— BEGIN Records to use —

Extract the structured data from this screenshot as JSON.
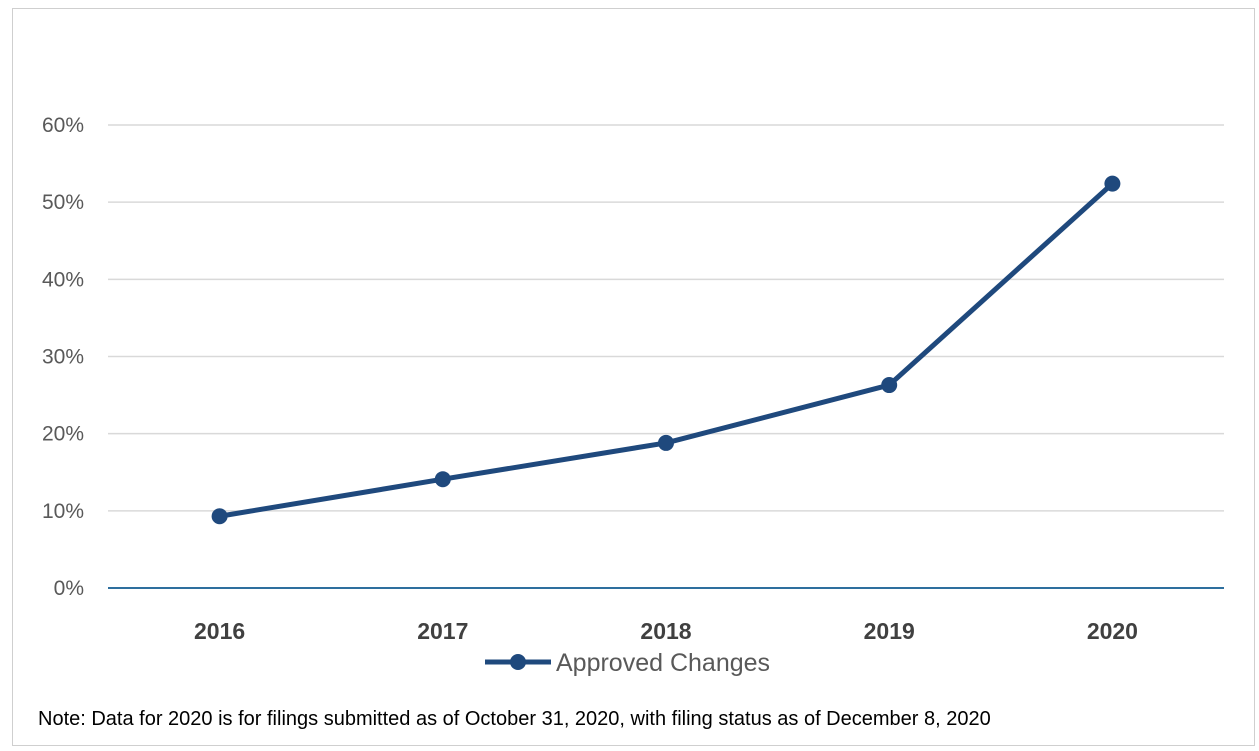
{
  "chart_data": {
    "type": "line",
    "categories": [
      "2016",
      "2017",
      "2018",
      "2019",
      "2020"
    ],
    "series": [
      {
        "name": "Approved Changes",
        "values": [
          9.3,
          14.1,
          18.8,
          26.3,
          52.4
        ]
      }
    ],
    "ylim": [
      0,
      60
    ],
    "yticks": [
      0,
      10,
      20,
      30,
      40,
      50,
      60
    ],
    "ytick_labels": [
      "0%",
      "10%",
      "20%",
      "30%",
      "40%",
      "50%",
      "60%"
    ],
    "grid": true,
    "legend_position": "bottom",
    "line_color": "#1f497d"
  },
  "note": "Note: Data for 2020 is for filings submitted as of October 31, 2020, with filing status as of December 8, 2020"
}
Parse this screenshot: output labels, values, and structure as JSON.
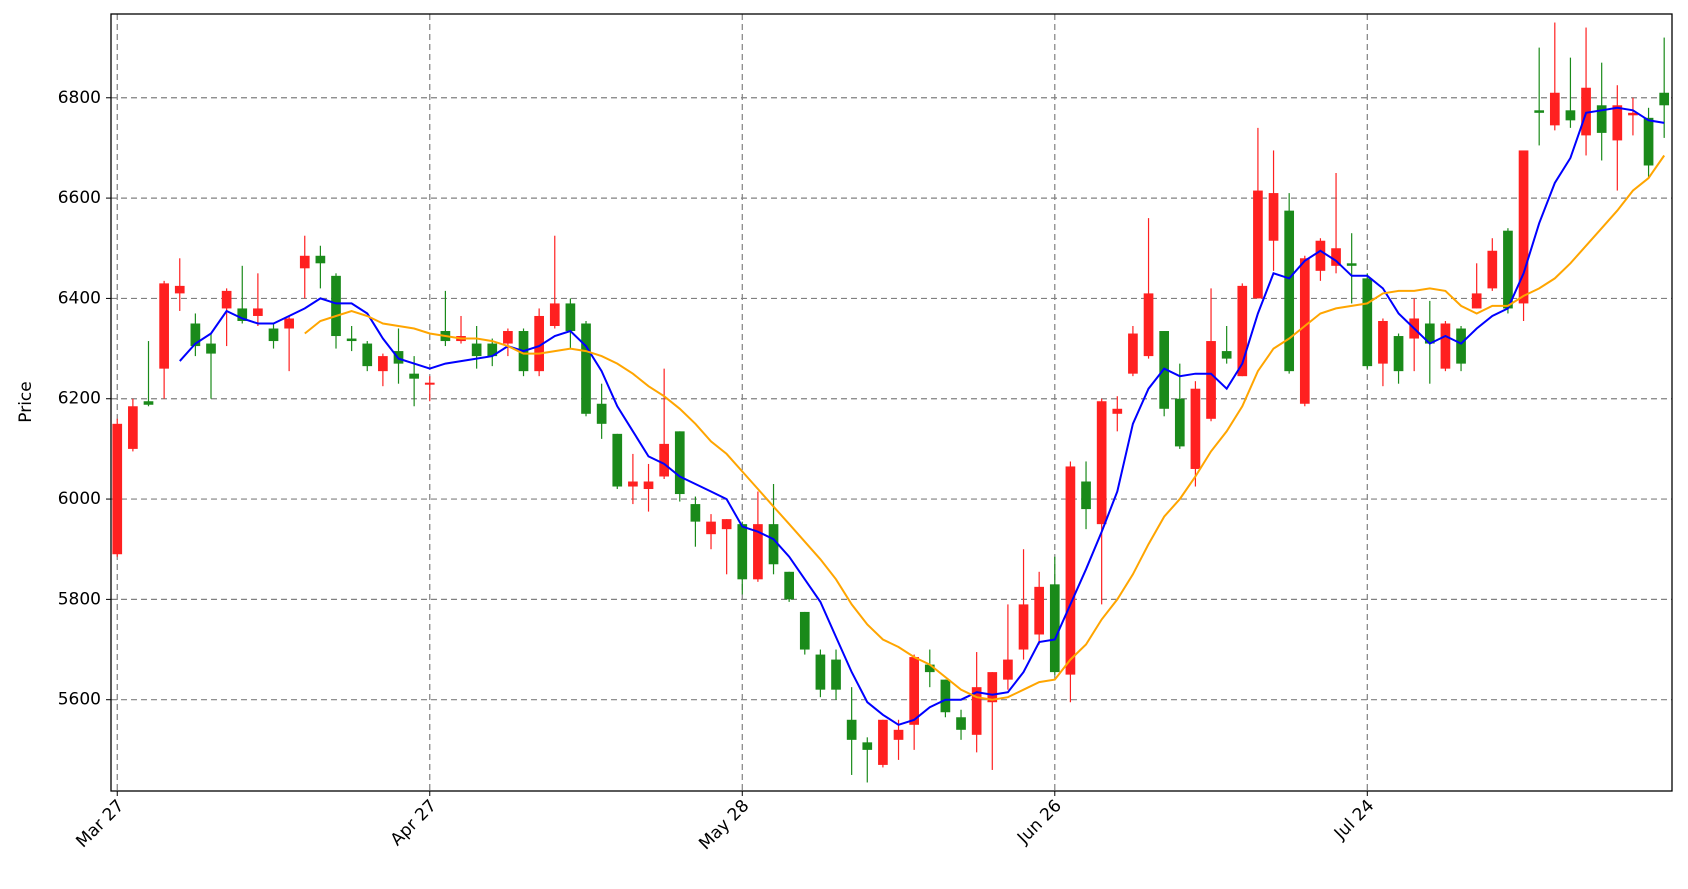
{
  "chart_data": {
    "type": "candlestick",
    "ylabel": "Price",
    "categories": [
      "Mar 27",
      null,
      null,
      null,
      null,
      null,
      null,
      null,
      null,
      null,
      null,
      null,
      null,
      null,
      null,
      null,
      null,
      null,
      null,
      null,
      "Apr 27",
      null,
      null,
      null,
      null,
      null,
      null,
      null,
      null,
      null,
      null,
      null,
      null,
      null,
      null,
      null,
      null,
      null,
      null,
      null,
      "May 28",
      null,
      null,
      null,
      null,
      null,
      null,
      null,
      null,
      null,
      null,
      null,
      null,
      null,
      null,
      null,
      null,
      null,
      null,
      null,
      "Jun 26",
      null,
      null,
      null,
      null,
      null,
      null,
      null,
      null,
      null,
      null,
      null,
      null,
      null,
      null,
      null,
      null,
      null,
      null,
      null,
      "Jul 24",
      null,
      null,
      null,
      null,
      null,
      null,
      null,
      null,
      null,
      null,
      null,
      null,
      null,
      null,
      null,
      null,
      null,
      null,
      null
    ],
    "open": [
      5890,
      6100,
      6195,
      6260,
      6410,
      6350,
      6310,
      6380,
      6380,
      6365,
      6340,
      6340,
      6460,
      6485,
      6445,
      6320,
      6310,
      6255,
      6295,
      6250,
      6228,
      6335,
      6315,
      6310,
      6310,
      6310,
      6335,
      6255,
      6345,
      6390,
      6350,
      6190,
      6130,
      6025,
      6020,
      6045,
      6135,
      5990,
      5930,
      5940,
      5950,
      5840,
      5950,
      5855,
      5775,
      5690,
      5680,
      5560,
      5515,
      5470,
      5520,
      5550,
      5670,
      5640,
      5565,
      5530,
      5595,
      5640,
      5700,
      5730,
      5830,
      5650,
      6035,
      5950,
      6170,
      6250,
      6285,
      6335,
      6200,
      6060,
      6160,
      6295,
      6245,
      6400,
      6515,
      6575,
      6190,
      6455,
      6465,
      6470,
      6440,
      6270,
      6325,
      6320,
      6350,
      6260,
      6340,
      6380,
      6420,
      6535,
      6390,
      6775,
      6745,
      6775,
      6725,
      6785,
      6715,
      6765,
      6760,
      6810
    ],
    "high": [
      6160,
      6200,
      6315,
      6435,
      6480,
      6370,
      6330,
      6420,
      6465,
      6450,
      6350,
      6365,
      6525,
      6505,
      6450,
      6345,
      6315,
      6290,
      6340,
      6285,
      6245,
      6415,
      6365,
      6345,
      6320,
      6340,
      6340,
      6380,
      6525,
      6400,
      6355,
      6230,
      6130,
      6090,
      6070,
      6260,
      6135,
      6005,
      5970,
      5960,
      5955,
      6015,
      6030,
      5855,
      5775,
      5700,
      5700,
      5625,
      5525,
      5560,
      5560,
      5690,
      5700,
      5640,
      5580,
      5695,
      5655,
      5790,
      5900,
      5855,
      5885,
      6075,
      6075,
      6200,
      6205,
      6345,
      6560,
      6335,
      6270,
      6235,
      6420,
      6345,
      6430,
      6740,
      6695,
      6610,
      6485,
      6520,
      6650,
      6530,
      6450,
      6360,
      6330,
      6400,
      6395,
      6355,
      6345,
      6470,
      6520,
      6540,
      6695,
      6900,
      6950,
      6880,
      6940,
      6870,
      6825,
      6800,
      6780,
      6920
    ],
    "low": [
      5885,
      6095,
      6185,
      6200,
      6375,
      6285,
      6200,
      6305,
      6350,
      6345,
      6300,
      6255,
      6400,
      6420,
      6300,
      6295,
      6255,
      6225,
      6230,
      6185,
      6195,
      6305,
      6310,
      6260,
      6265,
      6285,
      6245,
      6245,
      6340,
      6300,
      6165,
      6120,
      6020,
      5990,
      5975,
      6040,
      5995,
      5905,
      5900,
      5850,
      5810,
      5835,
      5850,
      5795,
      5690,
      5605,
      5600,
      5450,
      5435,
      5465,
      5480,
      5500,
      5625,
      5565,
      5520,
      5495,
      5460,
      5620,
      5680,
      5710,
      5650,
      5595,
      5940,
      5790,
      6135,
      6245,
      6280,
      6165,
      6100,
      6025,
      6155,
      6270,
      6245,
      6400,
      6455,
      6250,
      6185,
      6435,
      6450,
      6390,
      6260,
      6225,
      6230,
      6255,
      6230,
      6255,
      6255,
      6380,
      6415,
      6370,
      6355,
      6705,
      6735,
      6740,
      6685,
      6675,
      6615,
      6725,
      6640,
      6720
    ],
    "close": [
      6150,
      6185,
      6188,
      6430,
      6425,
      6305,
      6290,
      6415,
      6355,
      6380,
      6315,
      6360,
      6485,
      6470,
      6325,
      6315,
      6265,
      6285,
      6270,
      6240,
      6232,
      6315,
      6325,
      6285,
      6285,
      6335,
      6255,
      6365,
      6390,
      6335,
      6170,
      6150,
      6025,
      6035,
      6035,
      6110,
      6010,
      5955,
      5955,
      5960,
      5840,
      5950,
      5870,
      5800,
      5700,
      5620,
      5620,
      5520,
      5500,
      5560,
      5540,
      5685,
      5655,
      5575,
      5540,
      5625,
      5655,
      5680,
      5790,
      5825,
      5655,
      6065,
      5980,
      6195,
      6180,
      6330,
      6410,
      6180,
      6105,
      6220,
      6315,
      6280,
      6425,
      6615,
      6610,
      6255,
      6480,
      6515,
      6500,
      6465,
      6265,
      6355,
      6255,
      6360,
      6310,
      6350,
      6270,
      6410,
      6495,
      6380,
      6695,
      6770,
      6810,
      6755,
      6820,
      6730,
      6785,
      6770,
      6665,
      6785
    ],
    "up_color": "#ff2020",
    "down_color": "#1a8a1a",
    "lines": [
      {
        "color": "#0000ff",
        "values": [
          null,
          null,
          null,
          null,
          6275,
          6310,
          6330,
          6375,
          6360,
          6350,
          6350,
          6365,
          6380,
          6400,
          6390,
          6390,
          6370,
          6320,
          6280,
          6270,
          6260,
          6270,
          6275,
          6280,
          6285,
          6305,
          6295,
          6305,
          6325,
          6335,
          6305,
          6255,
          6185,
          6135,
          6085,
          6070,
          6045,
          6030,
          6015,
          6000,
          5945,
          5935,
          5920,
          5885,
          5840,
          5795,
          5725,
          5655,
          5595,
          5570,
          5550,
          5560,
          5585,
          5600,
          5600,
          5615,
          5610,
          5615,
          5655,
          5715,
          5720,
          5790,
          5860,
          5935,
          6015,
          6150,
          6220,
          6260,
          6245,
          6250,
          6250,
          6220,
          6270,
          6370,
          6450,
          6440,
          6475,
          6495,
          6475,
          6445,
          6445,
          6420,
          6370,
          6340,
          6310,
          6325,
          6310,
          6340,
          6365,
          6380,
          6450,
          6550,
          6630,
          6680,
          6770,
          6775,
          6780,
          6775,
          6755,
          6750
        ]
      },
      {
        "color": "#ffa500",
        "values": [
          null,
          null,
          null,
          null,
          null,
          null,
          null,
          null,
          null,
          null,
          null,
          null,
          6330,
          6355,
          6365,
          6375,
          6365,
          6350,
          6345,
          6340,
          6330,
          6325,
          6320,
          6320,
          6315,
          6305,
          6290,
          6290,
          6295,
          6300,
          6295,
          6285,
          6270,
          6250,
          6225,
          6205,
          6180,
          6150,
          6115,
          6090,
          6055,
          6020,
          5985,
          5950,
          5915,
          5880,
          5840,
          5790,
          5750,
          5720,
          5705,
          5685,
          5670,
          5645,
          5620,
          5605,
          5600,
          5605,
          5620,
          5635,
          5640,
          5680,
          5710,
          5760,
          5800,
          5850,
          5910,
          5965,
          6000,
          6045,
          6095,
          6135,
          6185,
          6255,
          6300,
          6320,
          6345,
          6370,
          6380,
          6385,
          6390,
          6410,
          6415,
          6415,
          6420,
          6415,
          6385,
          6370,
          6385,
          6385,
          6405,
          6420,
          6440,
          6470,
          6505,
          6540,
          6575,
          6615,
          6640,
          6685
        ]
      }
    ],
    "ylim": [
      5418,
      6967
    ],
    "yticks": [
      5600,
      5800,
      6000,
      6200,
      6400,
      6600,
      6800
    ],
    "grid": true
  }
}
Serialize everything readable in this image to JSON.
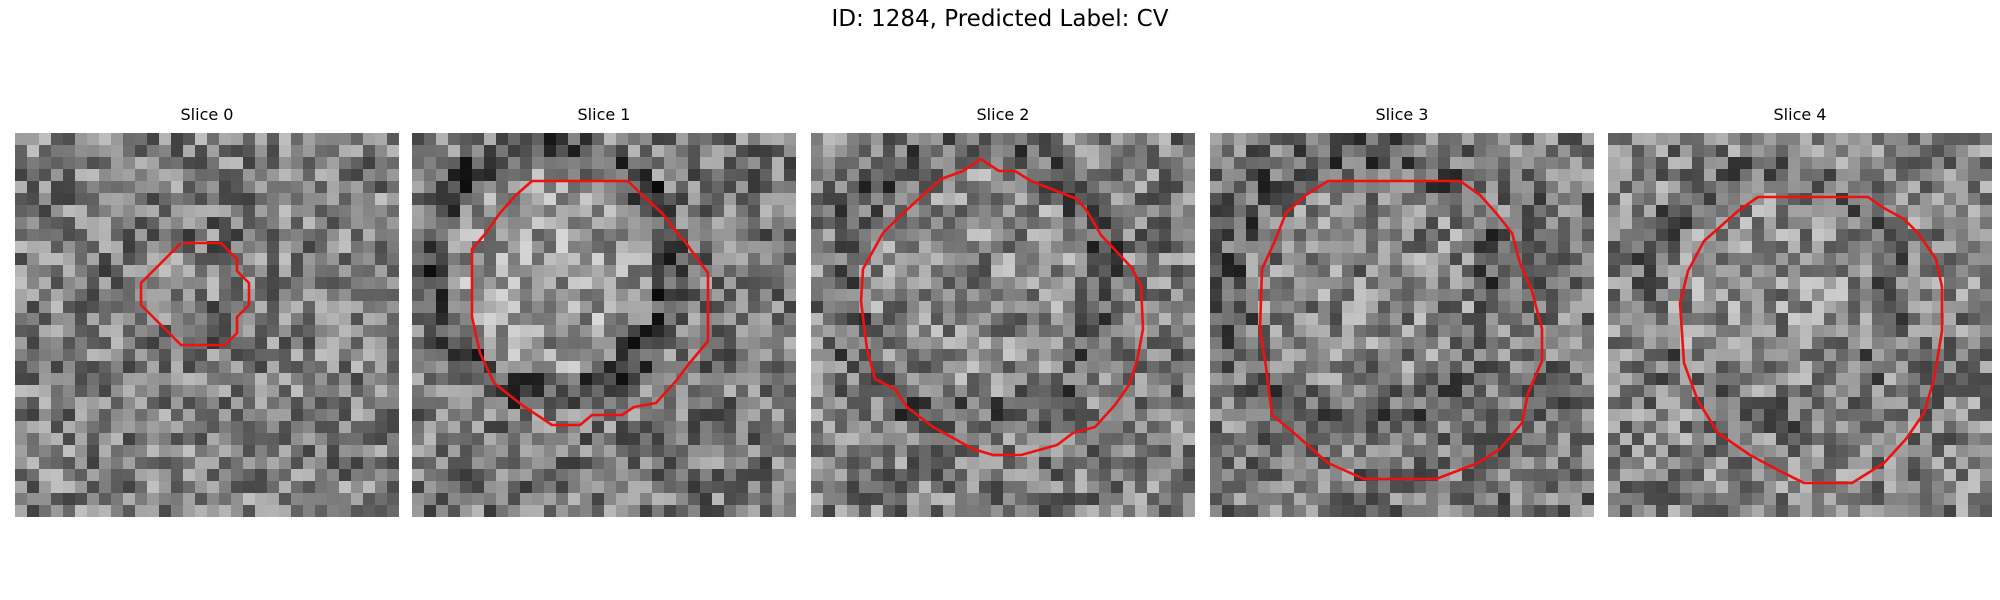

— END Records to use —

*Given problem*
Select all lines in the listing that include the word "this".

*Solution to the exercise*
Extract the structured data from this screenshot as JSON.
Parse this screenshot: output labels, values, and structure as JSON.
Serialize everything readable in this image to JSON.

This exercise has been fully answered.